[GIVEN RECORDS]
....
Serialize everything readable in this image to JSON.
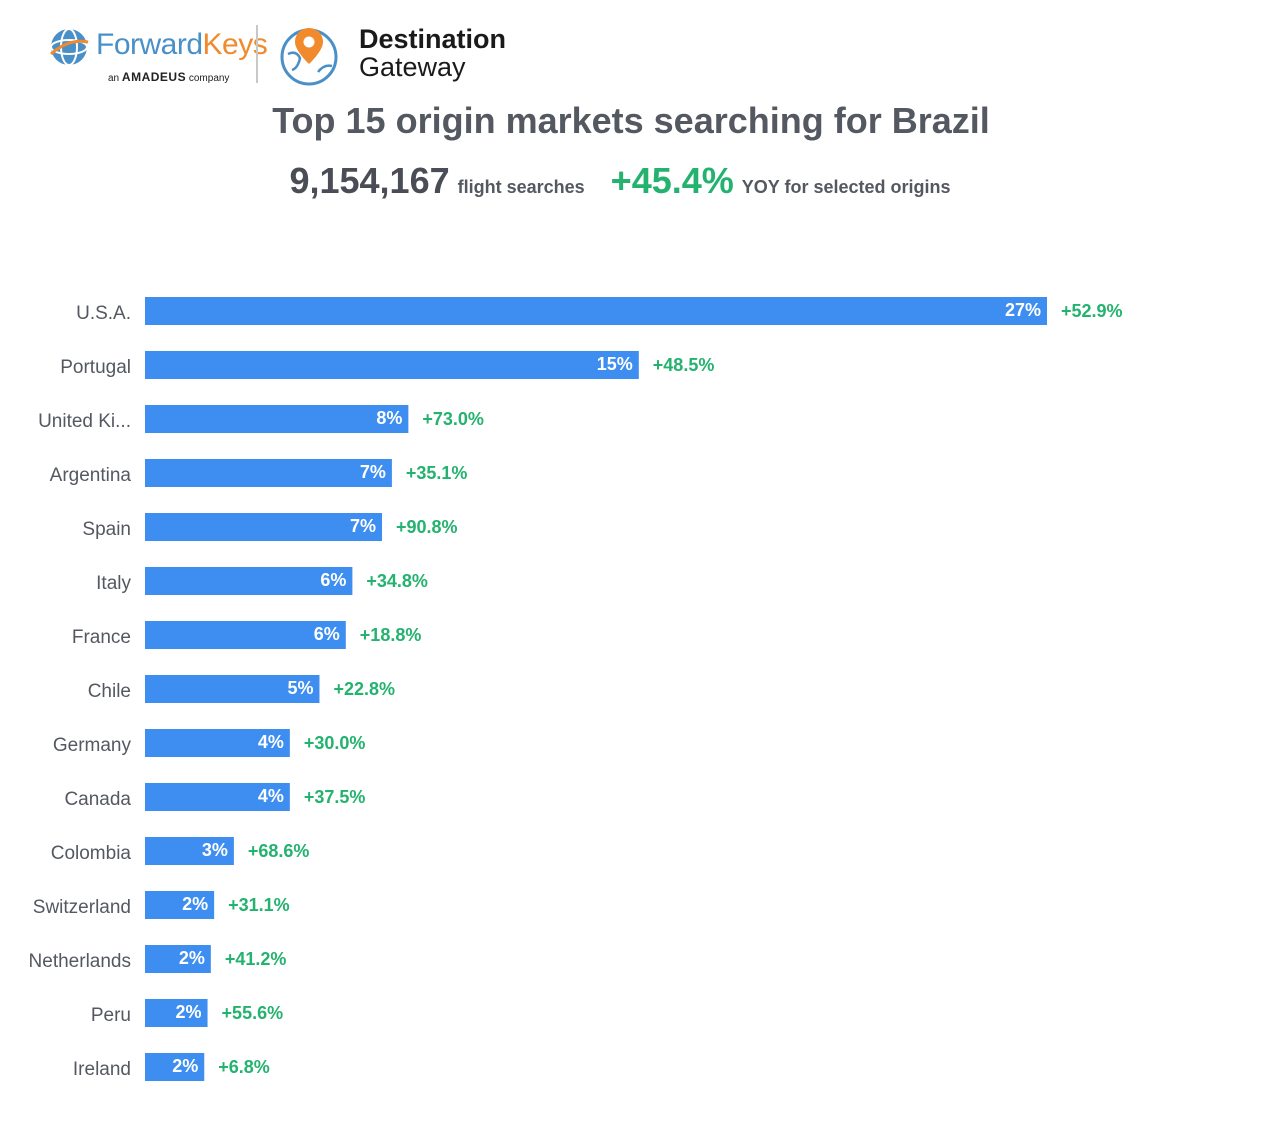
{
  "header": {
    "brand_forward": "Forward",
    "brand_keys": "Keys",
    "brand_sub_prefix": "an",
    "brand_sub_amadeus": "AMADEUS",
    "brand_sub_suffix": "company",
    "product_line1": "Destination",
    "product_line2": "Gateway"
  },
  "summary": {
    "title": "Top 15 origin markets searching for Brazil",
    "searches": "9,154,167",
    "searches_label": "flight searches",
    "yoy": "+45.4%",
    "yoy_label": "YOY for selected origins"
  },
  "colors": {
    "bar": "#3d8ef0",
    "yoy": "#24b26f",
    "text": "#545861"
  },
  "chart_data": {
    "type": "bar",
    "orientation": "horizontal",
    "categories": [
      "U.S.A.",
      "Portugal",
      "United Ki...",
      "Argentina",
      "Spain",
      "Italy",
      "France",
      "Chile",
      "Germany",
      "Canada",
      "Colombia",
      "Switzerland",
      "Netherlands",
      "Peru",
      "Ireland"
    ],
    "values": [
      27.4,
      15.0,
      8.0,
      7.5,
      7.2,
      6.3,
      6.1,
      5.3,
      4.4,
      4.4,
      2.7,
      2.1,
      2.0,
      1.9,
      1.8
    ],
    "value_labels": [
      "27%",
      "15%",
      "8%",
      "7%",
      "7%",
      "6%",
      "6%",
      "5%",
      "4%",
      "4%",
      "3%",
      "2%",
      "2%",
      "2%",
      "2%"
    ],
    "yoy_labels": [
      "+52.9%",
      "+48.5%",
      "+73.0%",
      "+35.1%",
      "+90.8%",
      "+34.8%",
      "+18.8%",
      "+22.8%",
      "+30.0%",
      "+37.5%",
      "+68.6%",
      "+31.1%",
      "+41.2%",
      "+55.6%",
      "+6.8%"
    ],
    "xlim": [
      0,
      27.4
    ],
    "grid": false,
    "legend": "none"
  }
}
....
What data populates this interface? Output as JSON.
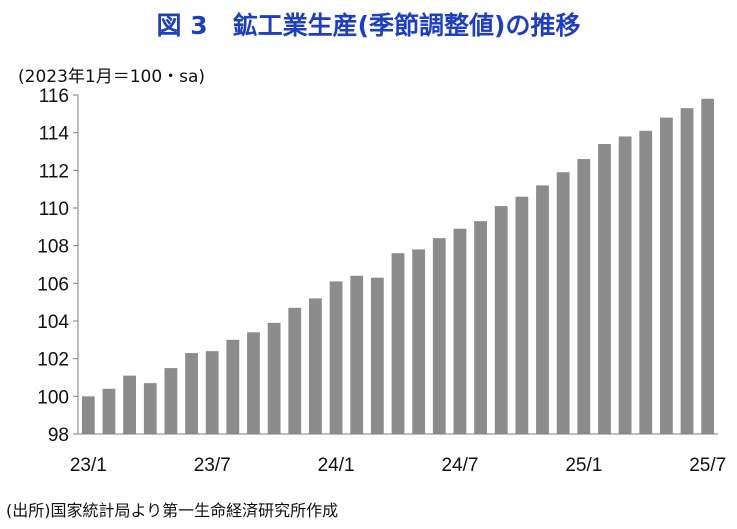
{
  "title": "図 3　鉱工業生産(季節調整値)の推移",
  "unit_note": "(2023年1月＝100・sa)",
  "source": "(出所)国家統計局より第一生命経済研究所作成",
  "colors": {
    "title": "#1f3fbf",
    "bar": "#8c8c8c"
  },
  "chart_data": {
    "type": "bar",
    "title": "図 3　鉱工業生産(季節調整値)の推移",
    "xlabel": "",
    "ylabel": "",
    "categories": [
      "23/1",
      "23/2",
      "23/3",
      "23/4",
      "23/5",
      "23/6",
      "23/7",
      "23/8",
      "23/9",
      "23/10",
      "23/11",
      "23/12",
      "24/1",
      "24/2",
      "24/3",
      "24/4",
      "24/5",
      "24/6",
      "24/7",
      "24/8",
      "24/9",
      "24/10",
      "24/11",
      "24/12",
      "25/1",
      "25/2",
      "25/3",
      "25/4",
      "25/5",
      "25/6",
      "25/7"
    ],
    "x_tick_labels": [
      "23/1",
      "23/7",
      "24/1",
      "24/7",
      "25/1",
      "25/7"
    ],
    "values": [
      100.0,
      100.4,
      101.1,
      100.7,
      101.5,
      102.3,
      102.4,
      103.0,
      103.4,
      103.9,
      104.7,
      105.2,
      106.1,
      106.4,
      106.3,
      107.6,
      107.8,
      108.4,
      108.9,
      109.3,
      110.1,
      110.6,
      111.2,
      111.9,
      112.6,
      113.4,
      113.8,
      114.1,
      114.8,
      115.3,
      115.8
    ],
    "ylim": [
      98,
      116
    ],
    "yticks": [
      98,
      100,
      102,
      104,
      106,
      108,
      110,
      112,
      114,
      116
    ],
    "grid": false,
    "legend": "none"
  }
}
....
[REQUEST] From the entries above, copy each line holding "this".

[EXPECTED ANSWER]
Serialize everything readable in this image to JSON.
What data populates this interface? Output as JSON.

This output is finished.